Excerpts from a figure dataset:
——————————

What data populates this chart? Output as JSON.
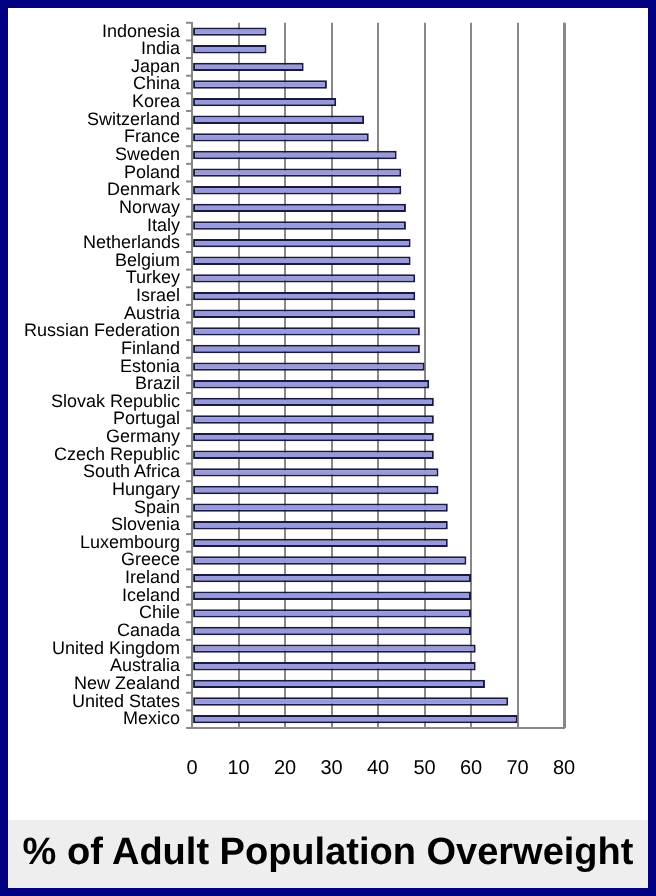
{
  "chart_data": {
    "type": "bar",
    "orientation": "horizontal",
    "title": "% of Adult Population Overweight",
    "categories": [
      "Indonesia",
      "India",
      "Japan",
      "China",
      "Korea",
      "Switzerland",
      "France",
      "Sweden",
      "Poland",
      "Denmark",
      "Norway",
      "Italy",
      "Netherlands",
      "Belgium",
      "Turkey",
      "Israel",
      "Austria",
      "Russian Federation",
      "Finland",
      "Estonia",
      "Brazil",
      "Slovak Republic",
      "Portugal",
      "Germany",
      "Czech Republic",
      "South Africa",
      "Hungary",
      "Spain",
      "Slovenia",
      "Luxembourg",
      "Greece",
      "Ireland",
      "Iceland",
      "Chile",
      "Canada",
      "United Kingdom",
      "Australia",
      "New Zealand",
      "United States",
      "Mexico"
    ],
    "values": [
      16,
      16,
      24,
      29,
      31,
      37,
      38,
      44,
      45,
      45,
      46,
      46,
      47,
      47,
      48,
      48,
      48,
      49,
      49,
      50,
      51,
      52,
      52,
      52,
      52,
      53,
      53,
      55,
      55,
      55,
      59,
      60,
      60,
      60,
      60,
      61,
      61,
      63,
      68,
      70
    ],
    "color": "#9999dd",
    "xlim": [
      0,
      80
    ],
    "xticks": [
      0,
      10,
      20,
      30,
      40,
      50,
      60,
      70,
      80
    ],
    "grid": "x",
    "legend": false
  }
}
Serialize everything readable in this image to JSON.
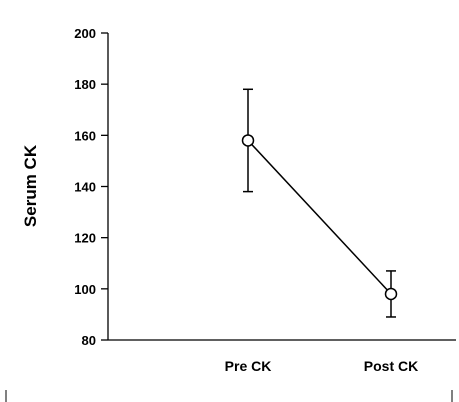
{
  "chart_data": {
    "type": "line",
    "title": "",
    "xlabel": "",
    "ylabel": "Serum CK",
    "categories": [
      "Pre CK",
      "Post CK"
    ],
    "ylim": [
      80,
      200
    ],
    "yticks": [
      80,
      100,
      120,
      140,
      160,
      180,
      200
    ],
    "grid": false,
    "legend": "none",
    "series": [
      {
        "values": [
          158,
          98
        ],
        "error_lower": [
          138,
          89
        ],
        "error_upper": [
          178,
          107
        ],
        "marker": "open-circle",
        "color": "#000000"
      }
    ]
  }
}
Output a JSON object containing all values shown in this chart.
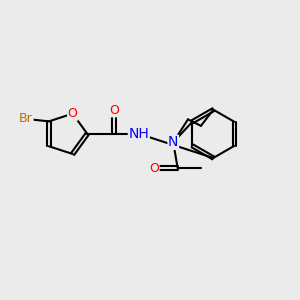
{
  "bg_color": "#ebebeb",
  "bond_color": "#000000",
  "bond_width": 1.5,
  "atom_colors": {
    "N": "#0000ff",
    "O": "#ff0000",
    "Br": "#cc6600"
  },
  "font_size": 9,
  "fig_size": [
    3.0,
    3.0
  ],
  "dpi": 100,
  "xlim": [
    0,
    10
  ],
  "ylim": [
    0,
    10
  ]
}
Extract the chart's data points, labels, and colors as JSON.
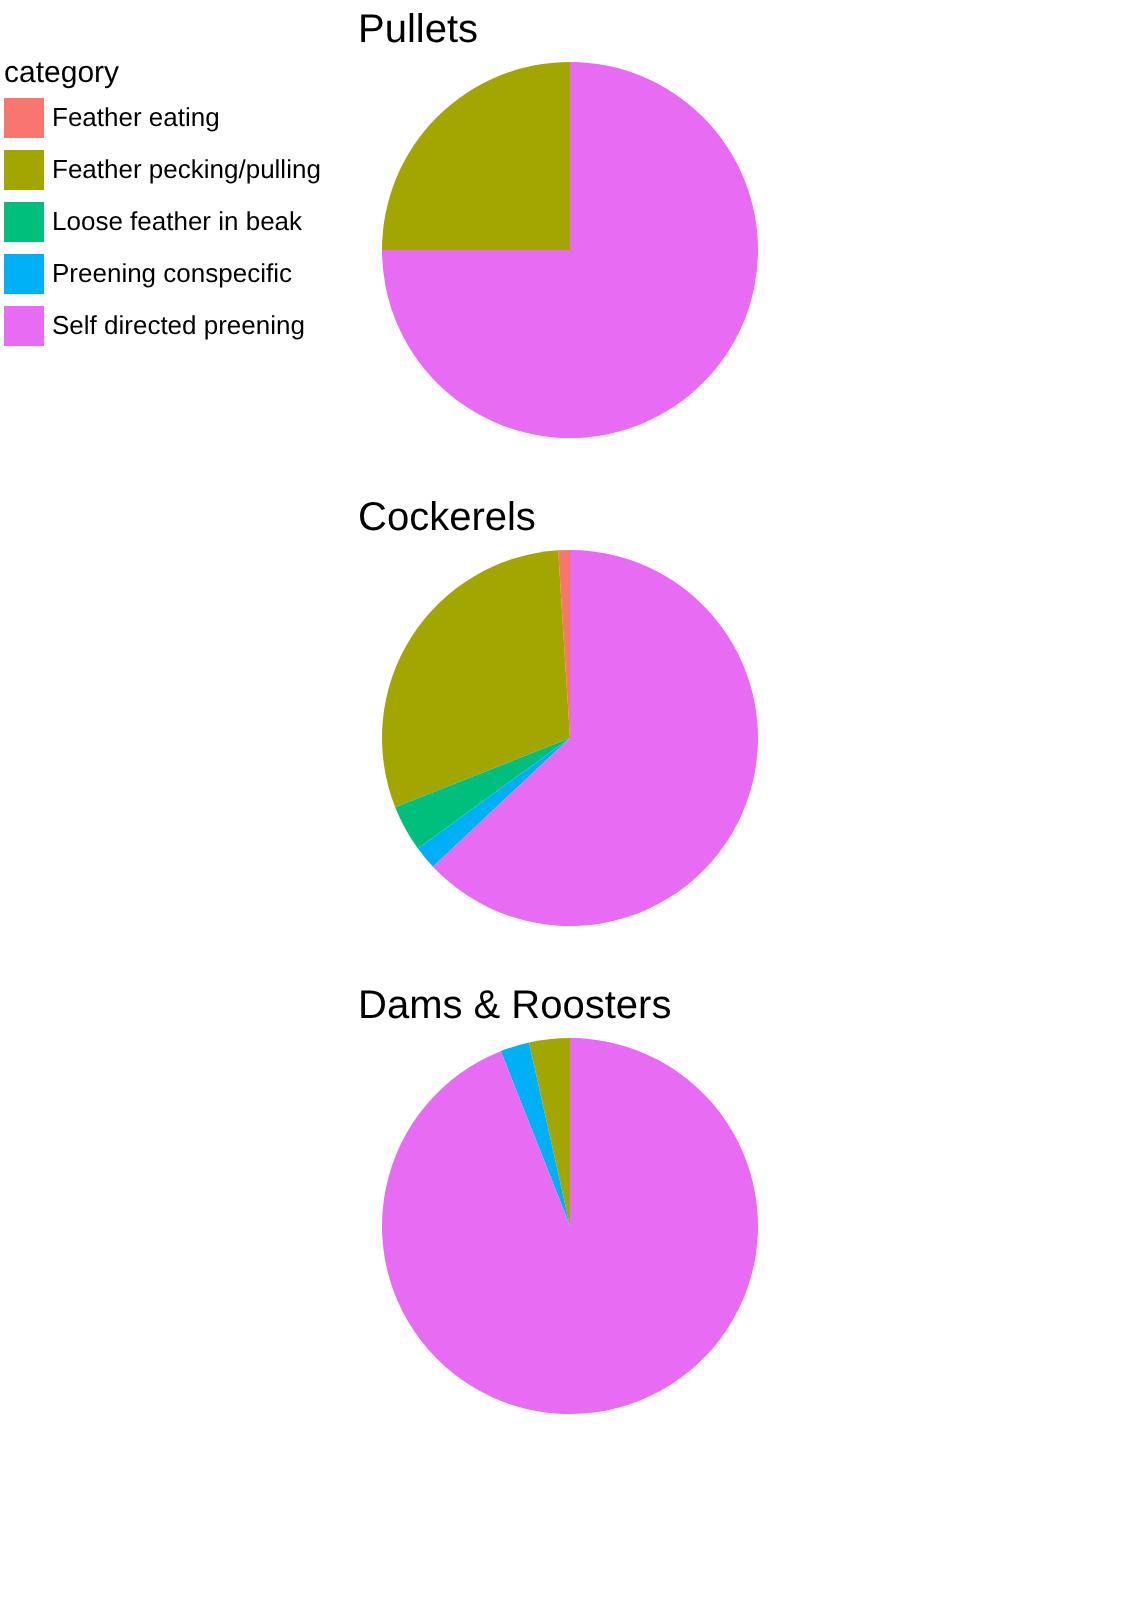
{
  "chart_data": [
    {
      "type": "pie",
      "title": "Pullets",
      "legend_title": "category",
      "legend": "left",
      "categories": [
        "Feather eating",
        "Feather pecking/pulling",
        "Loose feather in beak",
        "Preening conspecific",
        "Self directed preening"
      ],
      "values": [
        0,
        25,
        0,
        0,
        75
      ],
      "colors": [
        "#f8766d",
        "#a3a500",
        "#00bf7d",
        "#00b0f6",
        "#e76bf3"
      ]
    },
    {
      "type": "pie",
      "title": "Cockerels",
      "categories": [
        null,
        null,
        null,
        null,
        null
      ],
      "values": [
        1,
        30,
        4,
        2,
        63
      ],
      "colors": [
        "#f8766d",
        "#a3a500",
        "#00bf7d",
        "#00b0f6",
        "#e76bf3"
      ]
    },
    {
      "type": "pie",
      "title": "Dams & Roosters",
      "categories": [
        null,
        null,
        null,
        null,
        null
      ],
      "values": [
        0,
        3.5,
        0,
        2.5,
        94
      ],
      "colors": [
        "#f8766d",
        "#a3a500",
        "#00bf7d",
        "#00b0f6",
        "#e76bf3"
      ]
    }
  ]
}
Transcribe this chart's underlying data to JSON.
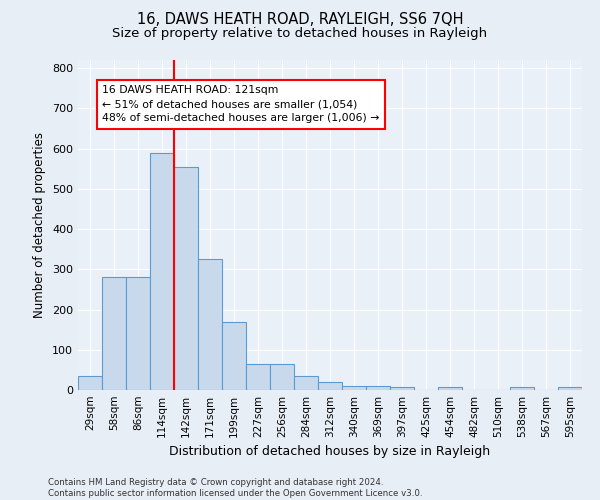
{
  "title1": "16, DAWS HEATH ROAD, RAYLEIGH, SS6 7QH",
  "title2": "Size of property relative to detached houses in Rayleigh",
  "xlabel": "Distribution of detached houses by size in Rayleigh",
  "ylabel": "Number of detached properties",
  "footnote": "Contains HM Land Registry data © Crown copyright and database right 2024.\nContains public sector information licensed under the Open Government Licence v3.0.",
  "bar_labels": [
    "29sqm",
    "58sqm",
    "86sqm",
    "114sqm",
    "142sqm",
    "171sqm",
    "199sqm",
    "227sqm",
    "256sqm",
    "284sqm",
    "312sqm",
    "340sqm",
    "369sqm",
    "397sqm",
    "425sqm",
    "454sqm",
    "482sqm",
    "510sqm",
    "538sqm",
    "567sqm",
    "595sqm"
  ],
  "bar_heights": [
    35,
    280,
    280,
    590,
    555,
    325,
    170,
    65,
    65,
    35,
    20,
    10,
    10,
    8,
    0,
    8,
    0,
    0,
    8,
    0,
    8
  ],
  "bar_color": "#c9d9ec",
  "bar_edge_color": "#5b9bd5",
  "vline_color": "red",
  "annotation_text": "16 DAWS HEATH ROAD: 121sqm\n← 51% of detached houses are smaller (1,054)\n48% of semi-detached houses are larger (1,006) →",
  "annotation_box_color": "red",
  "annotation_box_facecolor": "white",
  "ylim": [
    0,
    820
  ],
  "background_color": "#e8eef5",
  "plot_bg_color": "#eaf0f8",
  "grid_color": "white",
  "title_fontsize": 10.5,
  "subtitle_fontsize": 9.5,
  "annotation_fontsize": 7.8,
  "ylabel_fontsize": 8.5,
  "xlabel_fontsize": 9,
  "tick_fontsize": 7.5,
  "ytick_fontsize": 8
}
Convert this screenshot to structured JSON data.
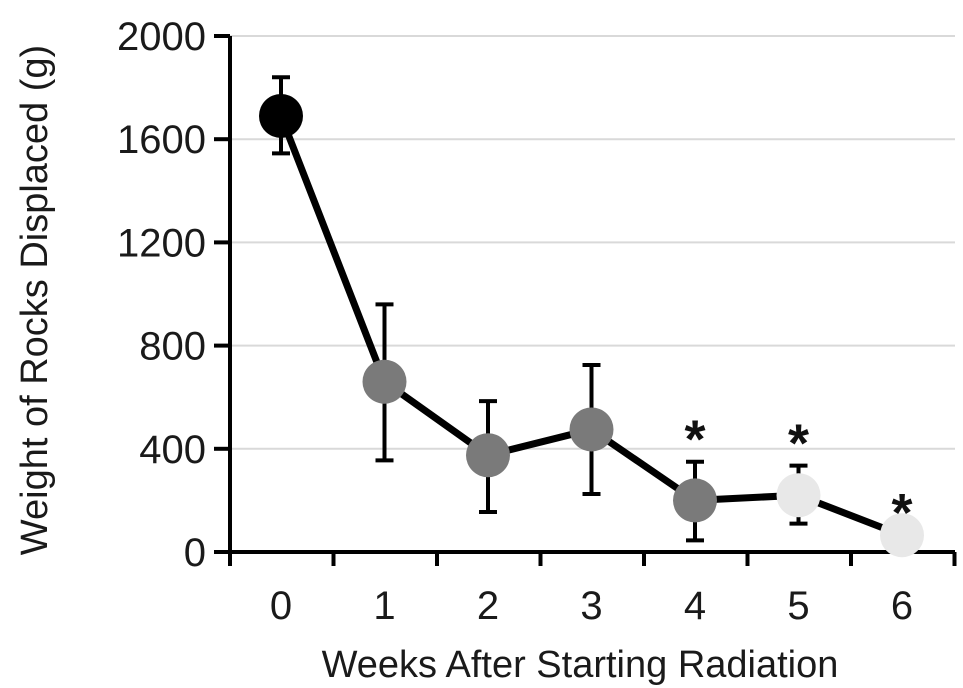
{
  "chart_data": {
    "type": "line",
    "title": "",
    "xlabel": "Weeks After Starting Radiation",
    "ylabel": "Weight of Rocks Displaced (g)",
    "ylim": [
      0,
      2000
    ],
    "yticks": [
      "0",
      "400",
      "800",
      "1200",
      "1600",
      "2000"
    ],
    "grid": true,
    "series": [
      {
        "x": [
          "0",
          "1",
          "2",
          "3",
          "4",
          "5",
          "6"
        ],
        "y": [
          1690,
          660,
          375,
          475,
          200,
          220,
          65
        ],
        "error_upper": [
          1840,
          960,
          585,
          725,
          350,
          335,
          null
        ],
        "error_lower": [
          1545,
          355,
          155,
          225,
          45,
          110,
          null
        ],
        "significant": [
          "",
          "",
          "",
          "",
          "*",
          "*",
          "*"
        ],
        "marker_colors": [
          "#000000",
          "#7a7a7a",
          "#7a7a7a",
          "#7a7a7a",
          "#7a7a7a",
          "#e8e8e8",
          "#e8e8e8"
        ]
      }
    ]
  },
  "colors": {
    "line": "#000000",
    "grid": "#d9d9d9",
    "axis": "#000000"
  }
}
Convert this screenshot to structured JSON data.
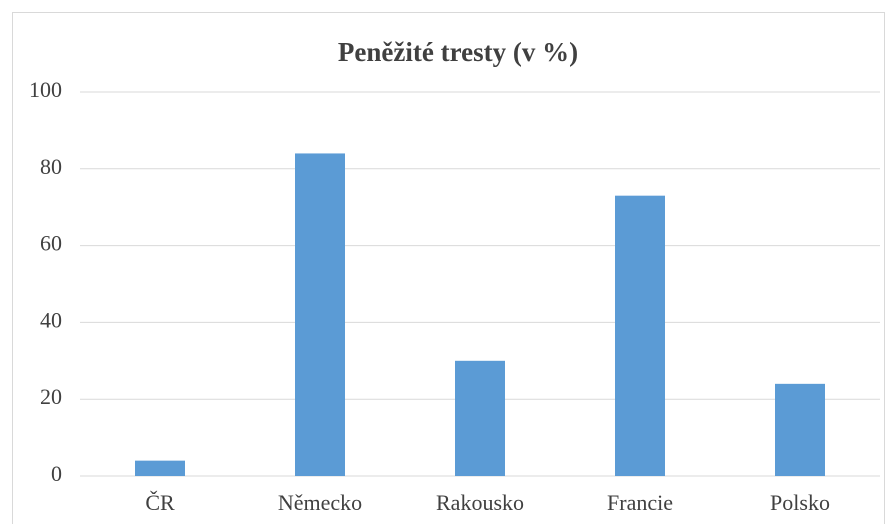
{
  "chart_data": {
    "type": "bar",
    "title": "Peněžité tresty (v %)",
    "categories": [
      "ČR",
      "Německo",
      "Rakousko",
      "Francie",
      "Polsko"
    ],
    "values": [
      4,
      84,
      30,
      73,
      24
    ],
    "color": "#5b9bd5",
    "ylim": [
      0,
      100
    ],
    "yticks": [
      0,
      20,
      40,
      60,
      80,
      100
    ],
    "grid": true
  }
}
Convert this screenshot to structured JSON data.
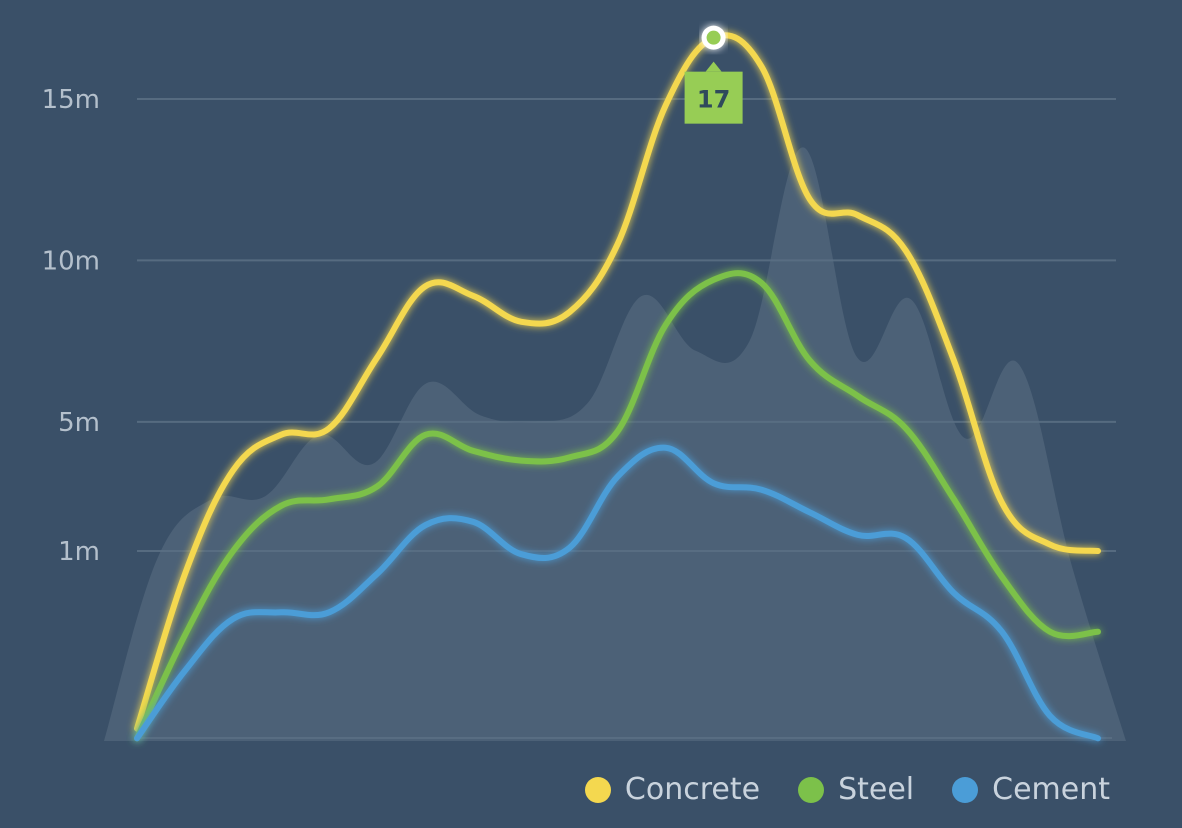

——————————

Copy out the records above in full, exactly as written, but not the pictures.

What data populates this chart? Output as JSON.
{
  "chart_data": {
    "type": "bar",
    "orientation": "horizontal",
    "title": "% of Adult Population Overweight",
    "categories": [
      "Indonesia",
      "India",
      "Japan",
      "China",
      "Korea",
      "Switzerland",
      "France",
      "Sweden",
      "Poland",
      "Denmark",
      "Norway",
      "Italy",
      "Netherlands",
      "Belgium",
      "Turkey",
      "Israel",
      "Austria",
      "Russian Federation",
      "Finland",
      "Estonia",
      "Brazil",
      "Slovak Republic",
      "Portugal",
      "Germany",
      "Czech Republic",
      "South Africa",
      "Hungary",
      "Spain",
      "Slovenia",
      "Luxembourg",
      "Greece",
      "Ireland",
      "Iceland",
      "Chile",
      "Canada",
      "United Kingdom",
      "Australia",
      "New Zealand",
      "United States",
      "Mexico"
    ],
    "values": [
      16,
      16,
      24,
      29,
      31,
      37,
      38,
      44,
      45,
      45,
      46,
      46,
      47,
      47,
      48,
      48,
      48,
      49,
      49,
      50,
      51,
      52,
      52,
      52,
      52,
      53,
      53,
      55,
      55,
      55,
      59,
      60,
      60,
      60,
      60,
      61,
      61,
      63,
      68,
      70
    ],
    "color": "#9999dd",
    "xlim": [
      0,
      80
    ],
    "xticks": [
      0,
      10,
      20,
      30,
      40,
      50,
      60,
      70,
      80
    ],
    "grid": "x",
    "legend": false
  }
}
Serialize everything readable in this image to JSON.
{
  "chart_data": {
    "type": "line",
    "title": "",
    "xlabel": "",
    "ylabel": "Serum CK",
    "categories": [
      "Pre CK",
      "Post CK"
    ],
    "ylim": [
      80,
      200
    ],
    "yticks": [
      80,
      100,
      120,
      140,
      160,
      180,
      200
    ],
    "grid": false,
    "legend": "none",
    "series": [
      {
        "values": [
          158,
          98
        ],
        "error_lower": [
          138,
          89
        ],
        "error_upper": [
          178,
          107
        ],
        "marker": "open-circle",
        "color": "#000000"
      }
    ]
  }
}
Output a JSON object containing all values shown in this chart.
{
  "bg_color": "#ebebeb",
  "bond_color": "#000000",
  "bond_width": 1.5,
  "atom_colors": {
    "N": "#0000ff",
    "O": "#ff0000",
    "Br": "#cc6600"
  },
  "font_size": 9,
  "fig_size": [
    3.0,
    3.0
  ],
  "dpi": 100,
  "xlim": [
    0,
    10
  ],
  "ylim": [
    0,
    10
  ]
}
Extract the chart's data points, labels, and colors as JSON.
{
  "chart_data": [
    {
      "type": "pie",
      "title": "Pullets",
      "legend_title": "category",
      "legend": "left",
      "categories": [
        "Feather eating",
        "Feather pecking/pulling",
        "Loose feather in beak",
        "Preening conspecific",
        "Self directed preening"
      ],
      "values": [
        0,
        25,
        0,
        0,
        75
      ],
      "colors": [
        "#f8766d",
        "#a3a500",
        "#00bf7d",
        "#00b0f6",
        "#e76bf3"
      ]
    },
    {
      "type": "pie",
      "title": "Cockerels",
      "categories": [
        null,
        null,
        null,
        null,
        null
      ],
      "values": [
        1,
        30,
        4,
        2,
        63
      ],
      "colors": [
        "#f8766d",
        "#a3a500",
        "#00bf7d",
        "#00b0f6",
        "#e76bf3"
      ]
    },
    {
      "type": "pie",
      "title": "Dams & Roosters",
      "categories": [
        null,
        null,
        null,
        null,
        null
      ],
      "values": [
        0,
        3.5,
        0,
        2.5,
        94
      ],
      "colors": [
        "#f8766d",
        "#a3a500",
        "#00bf7d",
        "#00b0f6",
        "#e76bf3"
      ]
    }
  ]
}
Transcribe this chart's underlying data to JSON.
{
  "title1": "16, DAWS HEATH ROAD, RAYLEIGH, SS6 7QH",
  "title2": "Size of property relative to detached houses in Rayleigh",
  "xlabel": "Distribution of detached houses by size in Rayleigh",
  "ylabel": "Number of detached properties",
  "footnote": "Contains HM Land Registry data © Crown copyright and database right 2024.\nContains public sector information licensed under the Open Government Licence v3.0.",
  "bar_labels": [
    "29sqm",
    "58sqm",
    "86sqm",
    "114sqm",
    "142sqm",
    "171sqm",
    "199sqm",
    "227sqm",
    "256sqm",
    "284sqm",
    "312sqm",
    "340sqm",
    "369sqm",
    "397sqm",
    "425sqm",
    "454sqm",
    "482sqm",
    "510sqm",
    "538sqm",
    "567sqm",
    "595sqm"
  ],
  "bar_heights": [
    35,
    280,
    280,
    590,
    555,
    325,
    170,
    65,
    65,
    35,
    20,
    10,
    10,
    8,
    0,
    8,
    0,
    0,
    8,
    0,
    8
  ],
  "bar_color": "#c9d9ec",
  "bar_edge_color": "#5b9bd5",
  "vline_color": "red",
  "annotation_text": "16 DAWS HEATH ROAD: 121sqm\n← 51% of detached houses are smaller (1,054)\n48% of semi-detached houses are larger (1,006) →",
  "annotation_box_color": "red",
  "annotation_box_facecolor": "white",
  "ylim": [
    0,
    820
  ],
  "background_color": "#e8eef5",
  "plot_bg_color": "#eaf0f8",
  "grid_color": "white",
  "title_fontsize": 10.5,
  "subtitle_fontsize": 9.5,
  "annotation_fontsize": 7.8,
  "ylabel_fontsize": 8.5,
  "xlabel_fontsize": 9,
  "tick_fontsize": 7.5,
  "ytick_fontsize": 8
}
Convert this screenshot to structured JSON data.
{
  "chart_data": {
    "type": "line",
    "title": "",
    "xlabel": "Weeks After Starting Radiation",
    "ylabel": "Weight of Rocks Displaced (g)",
    "ylim": [
      0,
      2000
    ],
    "yticks": [
      "0",
      "400",
      "800",
      "1200",
      "1600",
      "2000"
    ],
    "grid": true,
    "series": [
      {
        "x": [
          "0",
          "1",
          "2",
          "3",
          "4",
          "5",
          "6"
        ],
        "y": [
          1690,
          660,
          375,
          475,
          200,
          220,
          65
        ],
        "error_upper": [
          1840,
          960,
          585,
          725,
          350,
          335,
          null
        ],
        "error_lower": [
          1545,
          355,
          155,
          225,
          45,
          110,
          null
        ],
        "significant": [
          "",
          "",
          "",
          "",
          "*",
          "*",
          "*"
        ],
        "marker_colors": [
          "#000000",
          "#7a7a7a",
          "#7a7a7a",
          "#7a7a7a",
          "#7a7a7a",
          "#e8e8e8",
          "#e8e8e8"
        ]
      }
    ]
  },
  "colors": {
    "line": "#000000",
    "grid": "#d9d9d9",
    "axis": "#000000"
  }
}
Convert this screenshot to structured JSON data.
{
  "chart_data": {
    "type": "bar",
    "title": "Peněžité tresty (v %)",
    "categories": [
      "ČR",
      "Německo",
      "Rakousko",
      "Francie",
      "Polsko"
    ],
    "values": [
      4,
      84,
      30,
      73,
      24
    ],
    "color": "#5b9bd5",
    "ylim": [
      0,
      100
    ],
    "yticks": [
      0,
      20,
      40,
      60,
      80,
      100
    ],
    "grid": true
  }
}
Convert this screenshot to structured JSON data.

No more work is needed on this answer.